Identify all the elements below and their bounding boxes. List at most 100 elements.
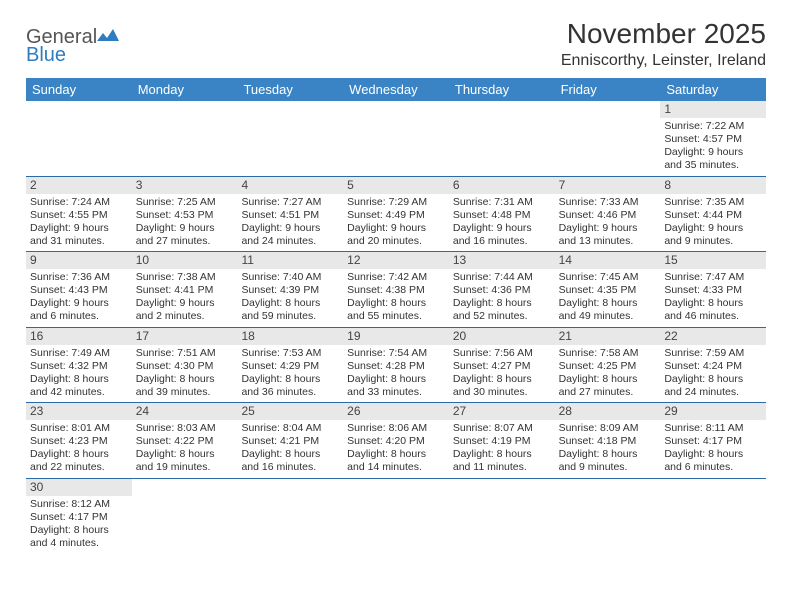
day-details: Sunrise: 7:40 AMSunset: 4:39 PMDaylight:… (241, 271, 339, 324)
sunset-text: Sunset: 4:57 PM (664, 133, 762, 146)
daylight-text: Daylight: 8 hours and 9 minutes. (559, 448, 657, 474)
sunset-text: Sunset: 4:25 PM (559, 360, 657, 373)
day-details: Sunrise: 7:49 AMSunset: 4:32 PMDaylight:… (30, 347, 128, 400)
day-cell: 30Sunrise: 8:12 AMSunset: 4:17 PMDayligh… (26, 479, 132, 554)
sunrise-text: Sunrise: 8:01 AM (30, 422, 128, 435)
sunrise-text: Sunrise: 7:22 AM (664, 120, 762, 133)
day-cell: 11Sunrise: 7:40 AMSunset: 4:39 PMDayligh… (237, 252, 343, 327)
sunrise-text: Sunrise: 7:29 AM (347, 196, 445, 209)
flag-icon (97, 26, 119, 48)
daylight-text: Daylight: 8 hours and 55 minutes. (347, 297, 445, 323)
title-block: November 2025 Enniscorthy, Leinster, Ire… (561, 18, 766, 70)
sunrise-text: Sunrise: 7:42 AM (347, 271, 445, 284)
sunrise-text: Sunrise: 7:35 AM (664, 196, 762, 209)
sunrise-text: Sunrise: 8:06 AM (347, 422, 445, 435)
day-cell: 1Sunrise: 7:22 AMSunset: 4:57 PMDaylight… (660, 101, 766, 176)
day-number: 21 (555, 328, 661, 345)
sunset-text: Sunset: 4:24 PM (664, 360, 762, 373)
day-cell: 13Sunrise: 7:44 AMSunset: 4:36 PMDayligh… (449, 252, 555, 327)
day-cell: 7Sunrise: 7:33 AMSunset: 4:46 PMDaylight… (555, 177, 661, 252)
sunrise-text: Sunrise: 7:59 AM (664, 347, 762, 360)
sunrise-text: Sunrise: 8:11 AM (664, 422, 762, 435)
day-cell: 24 Sunrise: 8:03 AMSunset: 4:22 PMDayligh… (132, 403, 238, 478)
day-cell (660, 479, 766, 554)
day-number: 10 (132, 252, 238, 269)
sunrise-text: Sunrise: 8:09 AM (559, 422, 657, 435)
day-details: Sunrise: 7:45 AMSunset: 4:35 PMDaylight:… (559, 271, 657, 324)
day-number: 19 (343, 328, 449, 345)
day-number: 8 (660, 177, 766, 194)
week-row: 16Sunrise: 7:49 AMSunset: 4:32 PMDayligh… (26, 328, 766, 404)
weekday-header: Thursday (449, 78, 555, 101)
day-cell: 18Sunrise: 7:53 AMSunset: 4:29 PMDayligh… (237, 328, 343, 403)
day-number: 26 (343, 403, 449, 420)
daylight-text: Daylight: 8 hours and 22 minutes. (30, 448, 128, 474)
daylight-text: Daylight: 9 hours and 6 minutes. (30, 297, 128, 323)
sunrise-text: Sunrise: 7:31 AM (453, 196, 551, 209)
sunset-text: Sunset: 4:36 PM (453, 284, 551, 297)
sunset-text: Sunset: 4:38 PM (347, 284, 445, 297)
sunset-text: Sunset: 4:44 PM (664, 209, 762, 222)
sunset-text: Sunset: 4:19 PM (453, 435, 551, 448)
sunrise-text: Sunrise: 7:49 AM (30, 347, 128, 360)
sunset-text: Sunset: 4:20 PM (347, 435, 445, 448)
daylight-text: Daylight: 9 hours and 16 minutes. (453, 222, 551, 248)
day-number: 2 (26, 177, 132, 194)
day-details: Sunrise: 8:09 AMSunset: 4:18 PMDaylight:… (559, 422, 657, 475)
weekday-header: Sunday (26, 78, 132, 101)
day-cell: 20Sunrise: 7:56 AMSunset: 4:27 PMDayligh… (449, 328, 555, 403)
day-cell (555, 101, 661, 176)
day-details: Sunrise: 7:47 AMSunset: 4:33 PMDaylight:… (664, 271, 762, 324)
logo-text: General Blue (26, 28, 119, 64)
day-number: 12 (343, 252, 449, 269)
calendar-page: General Blue November 2025 Enniscorthy, … (0, 0, 792, 571)
day-details: Sunrise: 7:53 AMSunset: 4:29 PMDaylight:… (241, 347, 339, 400)
daylight-text: Daylight: 8 hours and 4 minutes. (30, 524, 128, 550)
daylight-text: Daylight: 8 hours and 6 minutes. (664, 448, 762, 474)
sunset-text: Sunset: 4:22 PM (136, 435, 234, 448)
day-cell: 9Sunrise: 7:36 AMSunset: 4:43 PMDaylight… (26, 252, 132, 327)
day-details: Sunrise: 7:36 AMSunset: 4:43 PMDaylight:… (30, 271, 128, 324)
day-cell (343, 479, 449, 554)
day-cell (449, 479, 555, 554)
day-details: Sunrise: 8:03 AMSunset: 4:22 PMDaylight:… (136, 422, 234, 475)
day-number: 24 (132, 403, 238, 420)
day-cell: 16Sunrise: 7:49 AMSunset: 4:32 PMDayligh… (26, 328, 132, 403)
daylight-text: Daylight: 8 hours and 36 minutes. (241, 373, 339, 399)
day-cell: 23Sunrise: 8:01 AMSunset: 4:23 PMDayligh… (26, 403, 132, 478)
sunset-text: Sunset: 4:53 PM (136, 209, 234, 222)
logo-word2: Blue (26, 44, 66, 66)
day-number: 14 (555, 252, 661, 269)
day-details: Sunrise: 7:35 AMSunset: 4:44 PMDaylight:… (664, 196, 762, 249)
sunset-text: Sunset: 4:39 PM (241, 284, 339, 297)
day-cell: 4Sunrise: 7:27 AMSunset: 4:51 PMDaylight… (237, 177, 343, 252)
day-details: Sunrise: 7:31 AMSunset: 4:48 PMDaylight:… (453, 196, 551, 249)
sunrise-text: Sunrise: 7:56 AM (453, 347, 551, 360)
daylight-text: Daylight: 9 hours and 31 minutes. (30, 222, 128, 248)
weekday-header: Monday (132, 78, 238, 101)
daylight-text: Daylight: 8 hours and 46 minutes. (664, 297, 762, 323)
day-cell: 12 Sunrise: 7:42 AMSunset: 4:38 PMDayligh… (343, 252, 449, 327)
daylight-text: Daylight: 8 hours and 33 minutes. (347, 373, 445, 399)
sunrise-text: Sunrise: 7:36 AM (30, 271, 128, 284)
sunrise-text: Sunrise: 7:54 AM (347, 347, 445, 360)
sunset-text: Sunset: 4:48 PM (453, 209, 551, 222)
weekday-header: Saturday (660, 78, 766, 101)
daylight-text: Daylight: 9 hours and 35 minutes. (664, 146, 762, 172)
sunrise-text: Sunrise: 8:12 AM (30, 498, 128, 511)
daylight-text: Daylight: 8 hours and 52 minutes. (453, 297, 551, 323)
day-details: Sunrise: 7:44 AMSunset: 4:36 PMDaylight:… (453, 271, 551, 324)
daylight-text: Daylight: 9 hours and 13 minutes. (559, 222, 657, 248)
week-row: 1Sunrise: 7:22 AMSunset: 4:57 PMDaylight… (26, 101, 766, 177)
sunrise-text: Sunrise: 7:38 AM (136, 271, 234, 284)
sunrise-text: Sunrise: 7:24 AM (30, 196, 128, 209)
weekday-header: Friday (555, 78, 661, 101)
sunset-text: Sunset: 4:55 PM (30, 209, 128, 222)
day-cell (237, 101, 343, 176)
sunrise-text: Sunrise: 7:44 AM (453, 271, 551, 284)
day-cell: 28Sunrise: 8:09 AMSunset: 4:18 PMDayligh… (555, 403, 661, 478)
weekday-header-row: Sunday Monday Tuesday Wednesday Thursday… (26, 78, 766, 101)
day-cell: 19Sunrise: 7:54 AMSunset: 4:28 PMDayligh… (343, 328, 449, 403)
sunset-text: Sunset: 4:21 PM (241, 435, 339, 448)
sunset-text: Sunset: 4:43 PM (30, 284, 128, 297)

Task prompt
Copy the items from the line with "day-details: Sunrise: 7:40" up to and including the line with "day-cell: 13Sunrise: 7:44", substituting "date-cell" for every "day-cell" and leaving everything else unchanged.

Response to this exercise
day-details: Sunrise: 7:40 AMSunset: 4:39 PMDaylight:… (241, 271, 339, 324)
sunset-text: Sunset: 4:57 PM (664, 133, 762, 146)
daylight-text: Daylight: 8 hours and 9 minutes. (559, 448, 657, 474)
sunset-text: Sunset: 4:25 PM (559, 360, 657, 373)
day-details: Sunrise: 7:49 AMSunset: 4:32 PMDaylight:… (30, 347, 128, 400)
date-cell: 30Sunrise: 8:12 AMSunset: 4:17 PMDayligh… (26, 479, 132, 554)
sunrise-text: Sunrise: 8:01 AM (30, 422, 128, 435)
sunrise-text: Sunrise: 7:22 AM (664, 120, 762, 133)
date-cell: 11Sunrise: 7:40 AMSunset: 4:39 PMDayligh… (237, 252, 343, 327)
sunrise-text: Sunrise: 7:29 AM (347, 196, 445, 209)
flag-icon (97, 26, 119, 48)
daylight-text: Daylight: 8 hours and 55 minutes. (347, 297, 445, 323)
title-block: November 2025 Enniscorthy, Leinster, Ire… (561, 18, 766, 70)
sunrise-text: Sunrise: 7:42 AM (347, 271, 445, 284)
sunrise-text: Sunrise: 7:35 AM (664, 196, 762, 209)
sunrise-text: Sunrise: 8:06 AM (347, 422, 445, 435)
date-cell: 1Sunrise: 7:22 AMSunset: 4:57 PMDaylight… (660, 101, 766, 176)
day-number: 21 (555, 328, 661, 345)
sunset-text: Sunset: 4:24 PM (664, 360, 762, 373)
date-cell: 13Sunrise: 7:44 AMSunset: 4:36 PMDayligh… (449, 252, 555, 327)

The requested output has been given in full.